[Start of Dataset content]
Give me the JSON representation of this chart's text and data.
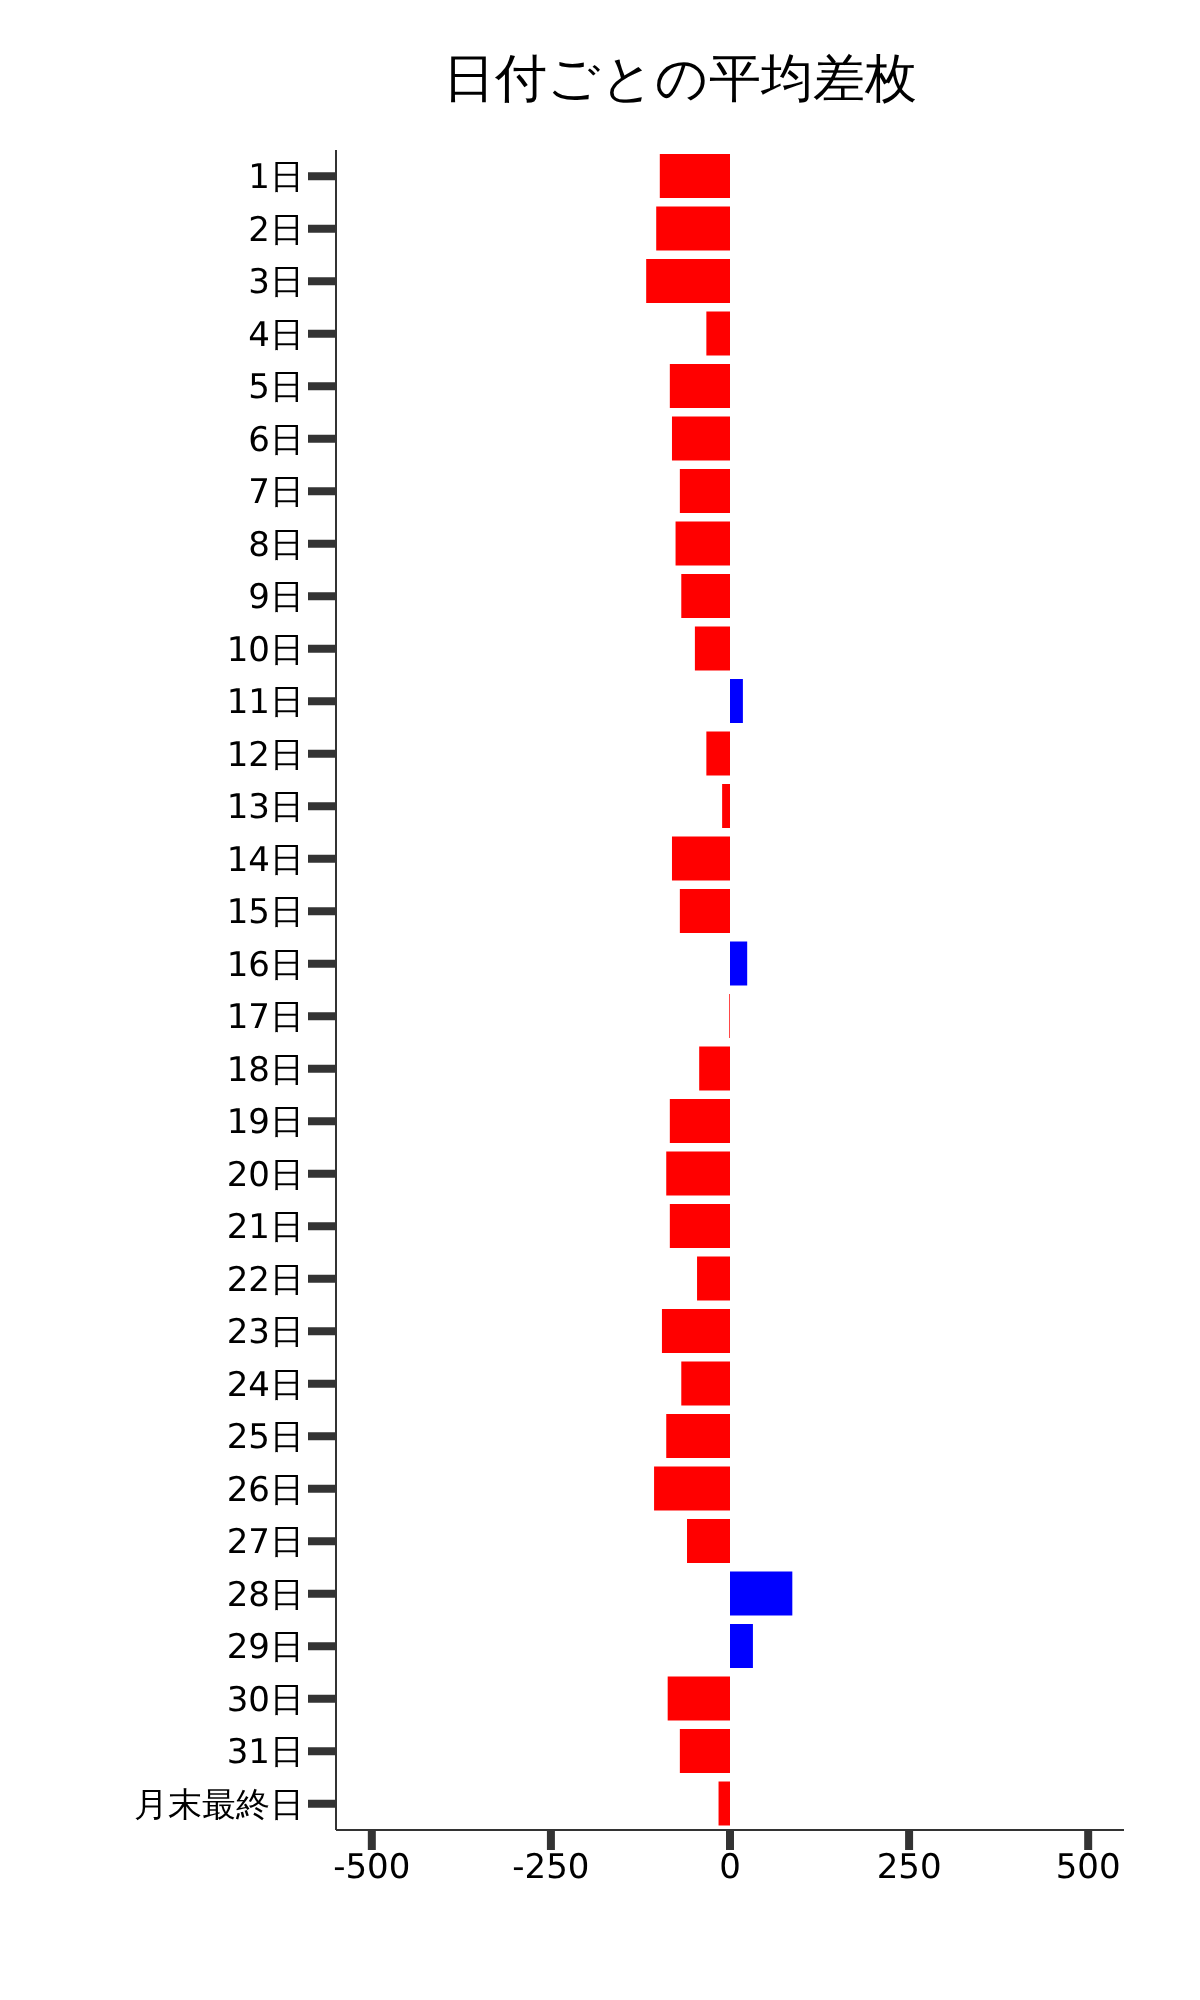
{
  "chart_data": {
    "type": "bar",
    "orientation": "horizontal",
    "title": "日付ごとの平均差枚",
    "categories": [
      "1日",
      "2日",
      "3日",
      "4日",
      "5日",
      "6日",
      "7日",
      "8日",
      "9日",
      "10日",
      "11日",
      "12日",
      "13日",
      "14日",
      "15日",
      "16日",
      "17日",
      "18日",
      "19日",
      "20日",
      "21日",
      "22日",
      "23日",
      "24日",
      "25日",
      "26日",
      "27日",
      "28日",
      "29日",
      "30日",
      "31日",
      "月末最終日"
    ],
    "values": [
      -98,
      -103,
      -117,
      -33,
      -84,
      -81,
      -70,
      -76,
      -68,
      -49,
      18,
      -33,
      -11,
      -81,
      -70,
      24,
      -1,
      -43,
      -84,
      -89,
      -84,
      -46,
      -95,
      -68,
      -89,
      -106,
      -60,
      87,
      32,
      -87,
      -70,
      -16
    ],
    "colors": [
      "#ff0000",
      "#ff0000",
      "#ff0000",
      "#ff0000",
      "#ff0000",
      "#ff0000",
      "#ff0000",
      "#ff0000",
      "#ff0000",
      "#ff0000",
      "#0000ff",
      "#ff0000",
      "#ff0000",
      "#ff0000",
      "#ff0000",
      "#0000ff",
      "#ff0000",
      "#ff0000",
      "#ff0000",
      "#ff0000",
      "#ff0000",
      "#ff0000",
      "#ff0000",
      "#ff0000",
      "#ff0000",
      "#ff0000",
      "#ff0000",
      "#0000ff",
      "#0000ff",
      "#ff0000",
      "#ff0000",
      "#ff0000"
    ],
    "xlim": [
      -550,
      550
    ],
    "xticks": [
      -500,
      -250,
      0,
      250,
      500
    ],
    "grid": false,
    "legend": false
  }
}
[End of Dataset content]
Stated goal:
Each line above is to be copied verbatim. Drop any image from the copy.

Solution below:
Give me the JSON representation of this chart's text and data.
{
  "chart_data": {
    "type": "bar",
    "orientation": "horizontal",
    "title": "日付ごとの平均差枚",
    "categories": [
      "1日",
      "2日",
      "3日",
      "4日",
      "5日",
      "6日",
      "7日",
      "8日",
      "9日",
      "10日",
      "11日",
      "12日",
      "13日",
      "14日",
      "15日",
      "16日",
      "17日",
      "18日",
      "19日",
      "20日",
      "21日",
      "22日",
      "23日",
      "24日",
      "25日",
      "26日",
      "27日",
      "28日",
      "29日",
      "30日",
      "31日",
      "月末最終日"
    ],
    "values": [
      -98,
      -103,
      -117,
      -33,
      -84,
      -81,
      -70,
      -76,
      -68,
      -49,
      18,
      -33,
      -11,
      -81,
      -70,
      24,
      -1,
      -43,
      -84,
      -89,
      -84,
      -46,
      -95,
      -68,
      -89,
      -106,
      -60,
      87,
      32,
      -87,
      -70,
      -16
    ],
    "colors": [
      "#ff0000",
      "#ff0000",
      "#ff0000",
      "#ff0000",
      "#ff0000",
      "#ff0000",
      "#ff0000",
      "#ff0000",
      "#ff0000",
      "#ff0000",
      "#0000ff",
      "#ff0000",
      "#ff0000",
      "#ff0000",
      "#ff0000",
      "#0000ff",
      "#ff0000",
      "#ff0000",
      "#ff0000",
      "#ff0000",
      "#ff0000",
      "#ff0000",
      "#ff0000",
      "#ff0000",
      "#ff0000",
      "#ff0000",
      "#ff0000",
      "#0000ff",
      "#0000ff",
      "#ff0000",
      "#ff0000",
      "#ff0000"
    ],
    "xlim": [
      -550,
      550
    ],
    "xticks": [
      -500,
      -250,
      0,
      250,
      500
    ],
    "grid": false,
    "legend": false
  }
}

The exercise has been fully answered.